BEGIN Records shown

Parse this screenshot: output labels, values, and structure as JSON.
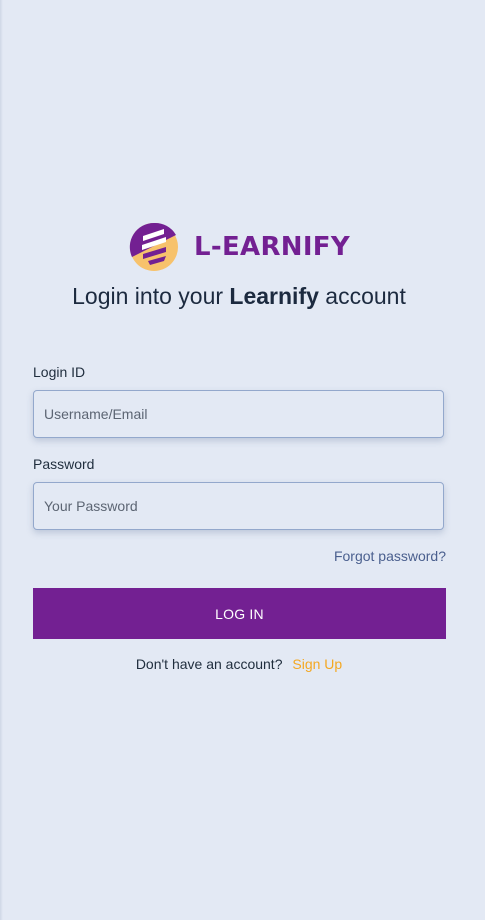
{
  "brand": {
    "name": "L-EARNIFY",
    "colors": {
      "primary": "#732092",
      "accent": "#f7c26c"
    },
    "logo_icon": "learnify-logo-icon"
  },
  "headline": {
    "prefix": "Login into your ",
    "emphasis": "Learnify",
    "suffix": " account"
  },
  "form": {
    "login_id": {
      "label": "Login ID",
      "placeholder": "Username/Email",
      "value": ""
    },
    "password": {
      "label": "Password",
      "placeholder": "Your Password",
      "value": ""
    },
    "forgot_link": "Forgot password?",
    "submit_label": "LOG IN",
    "submit_color": "#732092"
  },
  "signup": {
    "prompt": "Don't have an account?",
    "link": "Sign Up",
    "link_color": "#f4a823"
  }
}
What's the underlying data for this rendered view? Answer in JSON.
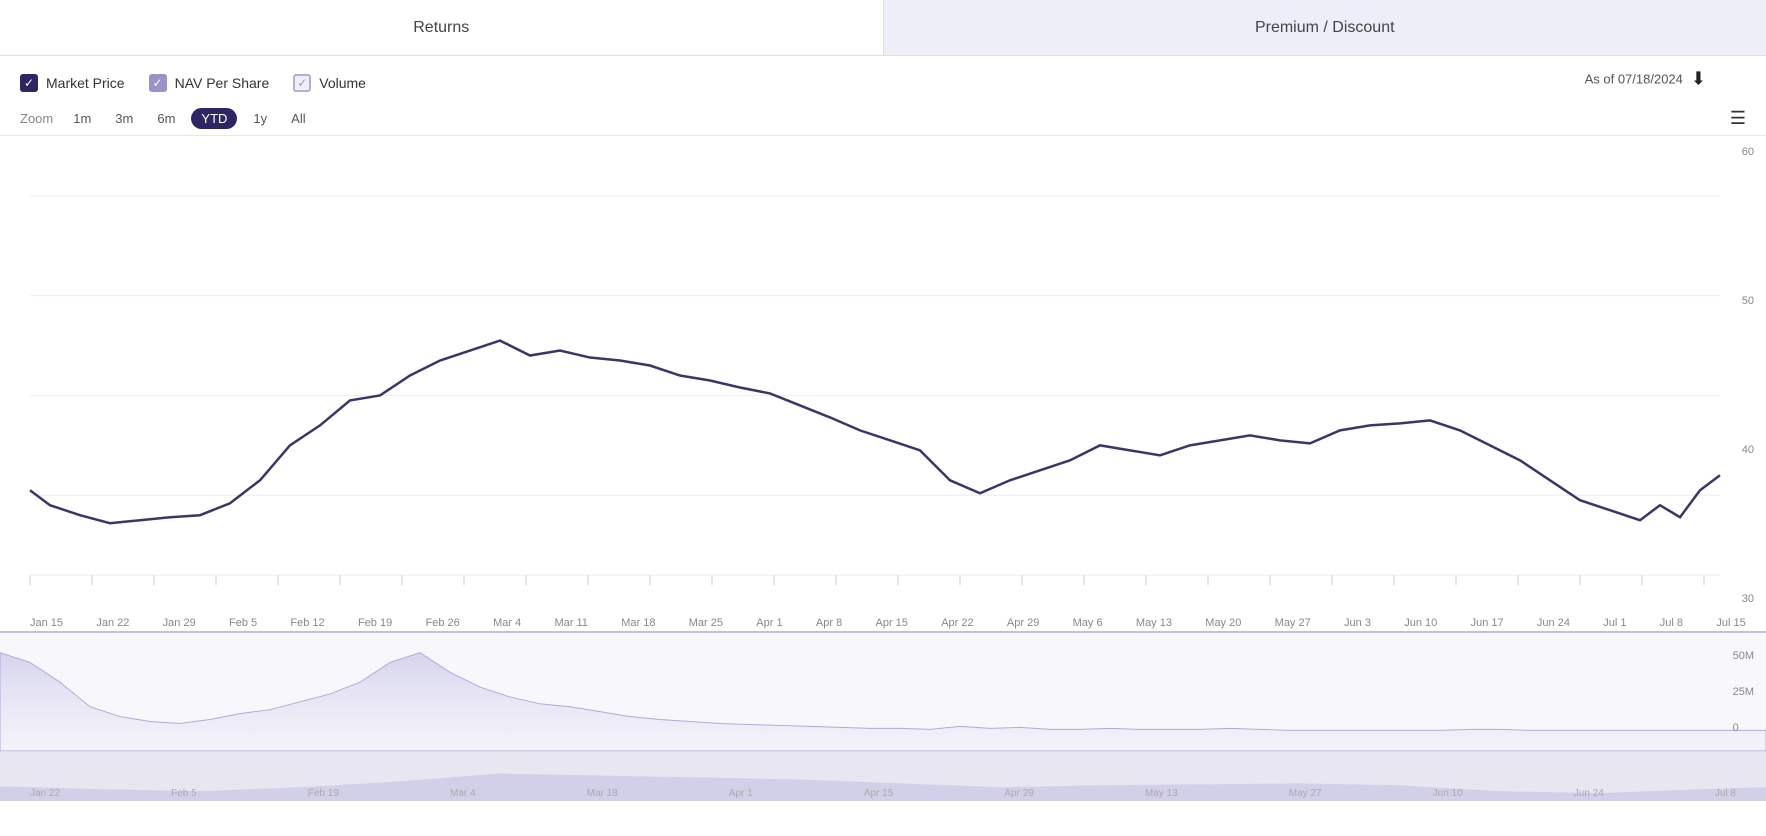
{
  "tabs": {
    "returns": "Returns",
    "premium_discount": "Premium / Discount"
  },
  "legend": {
    "market_price": "Market Price",
    "nav_per_share": "NAV Per Share",
    "volume": "Volume"
  },
  "as_of": "As of 07/18/2024",
  "zoom": {
    "label": "Zoom",
    "options": [
      "1m",
      "3m",
      "6m",
      "YTD",
      "1y",
      "All"
    ],
    "active": "YTD"
  },
  "y_axis": {
    "main": [
      "60",
      "50",
      "40",
      "30"
    ],
    "volume": [
      "50M",
      "25M",
      "0"
    ]
  },
  "x_axis": {
    "labels": [
      "Jan 15",
      "Jan 22",
      "Jan 29",
      "Feb 5",
      "Feb 12",
      "Feb 19",
      "Feb 26",
      "Mar 4",
      "Mar 11",
      "Mar 18",
      "Mar 25",
      "Apr 1",
      "Apr 8",
      "Apr 15",
      "Apr 22",
      "Apr 29",
      "May 6",
      "May 13",
      "May 20",
      "May 27",
      "Jun 3",
      "Jun 10",
      "Jun 17",
      "Jun 24",
      "Jul 1",
      "Jul 8",
      "Jul 15"
    ]
  },
  "minimap_labels": [
    "Jan 22",
    "Feb 5",
    "Feb 19",
    "Mar 4",
    "Mar 18",
    "Apr 1",
    "Apr 15",
    "Apr 29",
    "May 13",
    "May 27",
    "Jun 10",
    "Jun 24",
    "Jul 8"
  ]
}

END Records shown

Requirements: Identify each line containing the string "account" and copy it out.

Task response:
    "suffix": " account"
    "prompt": "Don't have an account?",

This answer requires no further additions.